**What is asked**
Output the material exactly, but drop every image it holds.

**Data in this exercise**

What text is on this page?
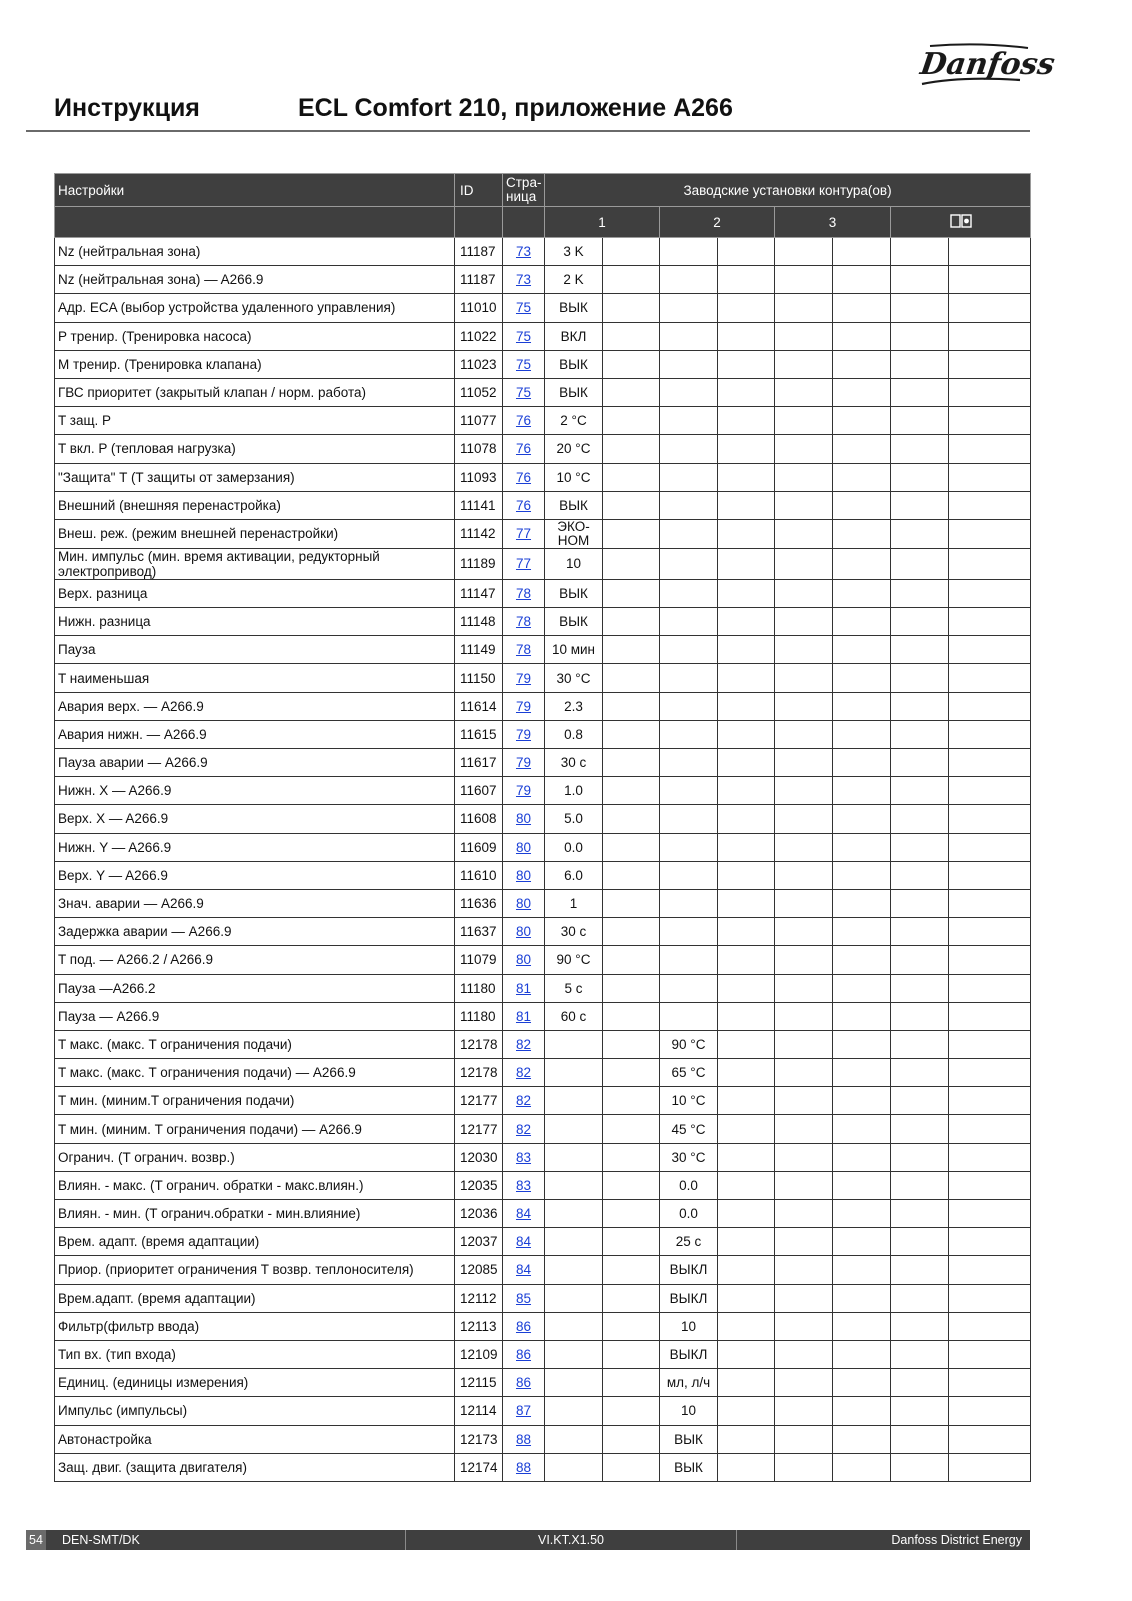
Danfoss
Инструкция	ECL Comfort 210, приложение A266
Настройки	ID	Стра-ница	Заводские установки контура(ов)							
			1		2		3	
Nz (нейтральная зона)	11187	73	3 K							
Nz (нейтральная зона) — A266.9	11187	73	2 K							
Адр. ECA (выбор устройства удаленного управления)	11010	75	ВЫК							
P тренир. (Тренировка насоса)	11022	75	ВКЛ							
M тренир. (Тренировка клапана)	11023	75	ВЫК							
ГВС приоритет (закрытый клапан / норм. работа)	11052	75	ВЫК							
T защ. P	11077	76	2 °C							
T вкл. P (тепловая нагрузка)	11078	76	20 °C							
"Защита" T (T защиты от замерзания)	11093	76	10 °C							
Внешний (внешняя перенастройка)	11141	76	ВЫК							
Внеш. реж. (режим внешней перенастройки)	11142	77	ЭКО-НОМ							
Мин. импульс (мин. время активации, редукторный электропривод)	11189	77	10							
Верх. разница	11147	78	ВЫК							
Нижн. разница	11148	78	ВЫК							
Пауза	11149	78	10 мин							
T наименьшая	11150	79	30 °C							
Авария верх. — A266.9	11614	79	2.3							
Авария нижн. — A266.9	11615	79	0.8							
Пауза аварии — A266.9	11617	79	30 с							
Нижн. X — A266.9	11607	79	1.0							
Верх. X — A266.9	11608	80	5.0							
Нижн. Y — A266.9	11609	80	0.0							
Верх. Y — A266.9	11610	80	6.0							
Знач. аварии — A266.9	11636	80	1							
Задержка аварии — A266.9	11637	80	30 с							
T под. — A266.2 / A266.9	11079	80	90 °C							
Пауза —A266.2	11180	81	5 с							
Пауза — A266.9	11180	81	60 с							
T макс. (макс. T ограничения подачи)	12178	82			90 °C					
T макс. (макс. T ограничения подачи) — A266.9	12178	82			65 °C					
T мин. (миним.T ограничения подачи)	12177	82			10 °C					
T мин. (миним. T ограничения подачи) — A266.9	12177	82			45 °C					
Огранич. (T огранич. возвр.)	12030	83			30 °C					
Влиян. - макс. (T огранич. обратки - макс.влиян.)	12035	83			0.0					
Влиян. - мин. (T огранич.обратки - мин.влияние)	12036	84			0.0					
Врем. адапт. (время адаптации)	12037	84			25 с					
Приор. (приоритет ограничения T возвр. теплоносителя)	12085	84			ВЫКЛ					
Врем.адапт. (время адаптации)	12112	85			ВЫКЛ					
Фильтр(фильтр ввода)	12113	86			10					
Тип вх. (тип входа)	12109	86			ВЫКЛ					
Единиц. (единицы измерения)	12115	86			мл, л/ч					
Импульс (импульсы)	12114	87			10					
Автонастройка	12173	88			ВЫК					
Защ. двиг. (защита двигателя)	12174	88			ВЫК					
54	DEN-SMT/DK	VI.KT.X1.50	Danfoss District Energy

**Answer for the task**
What text is on this page?
Danfoss
Инструкция	ECL Comfort 210, приложение A266
Настройки	ID	Стра-ница	Заводские установки контура(ов)							
			1		2		3	
Nz (нейтральная зона)	11187	73	3 K							
Nz (нейтральная зона) — A266.9	11187	73	2 K							
Адр. ECA (выбор устройства удаленного управления)	11010	75	ВЫК							
P тренир. (Тренировка насоса)	11022	75	ВКЛ							
M тренир. (Тренировка клапана)	11023	75	ВЫК							
ГВС приоритет (закрытый клапан / норм. работа)	11052	75	ВЫК							
T защ. P	11077	76	2 °C							
T вкл. P (тепловая нагрузка)	11078	76	20 °C							
"Защита" T (T защиты от замерзания)	11093	76	10 °C							
Внешний (внешняя перенастройка)	11141	76	ВЫК							
Внеш. реж. (режим внешней перенастройки)	11142	77	ЭКО-НОМ							
Мин. импульс (мин. время активации, редукторный электропривод)	11189	77	10							
Верх. разница	11147	78	ВЫК							
Нижн. разница	11148	78	ВЫК							
Пауза	11149	78	10 мин							
T наименьшая	11150	79	30 °C							
Авария верх. — A266.9	11614	79	2.3							
Авария нижн. — A266.9	11615	79	0.8							
Пауза аварии — A266.9	11617	79	30 с							
Нижн. X — A266.9	11607	79	1.0							
Верх. X — A266.9	11608	80	5.0							
Нижн. Y — A266.9	11609	80	0.0							
Верх. Y — A266.9	11610	80	6.0							
Знач. аварии — A266.9	11636	80	1							
Задержка аварии — A266.9	11637	80	30 с							
T под. — A266.2 / A266.9	11079	80	90 °C							
Пауза —A266.2	11180	81	5 с							
Пауза — A266.9	11180	81	60 с							
T макс. (макс. T ограничения подачи)	12178	82			90 °C					
T макс. (макс. T ограничения подачи) — A266.9	12178	82			65 °C					
T мин. (миним.T ограничения подачи)	12177	82			10 °C					
T мин. (миним. T ограничения подачи) — A266.9	12177	82			45 °C					
Огранич. (T огранич. возвр.)	12030	83			30 °C					
Влиян. - макс. (T огранич. обратки - макс.влиян.)	12035	83			0.0					
Влиян. - мин. (T огранич.обратки - мин.влияние)	12036	84			0.0					
Врем. адапт. (время адаптации)	12037	84			25 с					
Приор. (приоритет ограничения T возвр. теплоносителя)	12085	84			ВЫКЛ					
Врем.адапт. (время адаптации)	12112	85			ВЫКЛ					
Фильтр(фильтр ввода)	12113	86			10					
Тип вх. (тип входа)	12109	86			ВЫКЛ					
Единиц. (единицы измерения)	12115	86			мл, л/ч					
Импульс (импульсы)	12114	87			10					
Автонастройка	12173	88			ВЫК					
Защ. двиг. (защита двигателя)	12174	88			ВЫК					
54	DEN-SMT/DK	VI.KT.X1.50	Danfoss District Energy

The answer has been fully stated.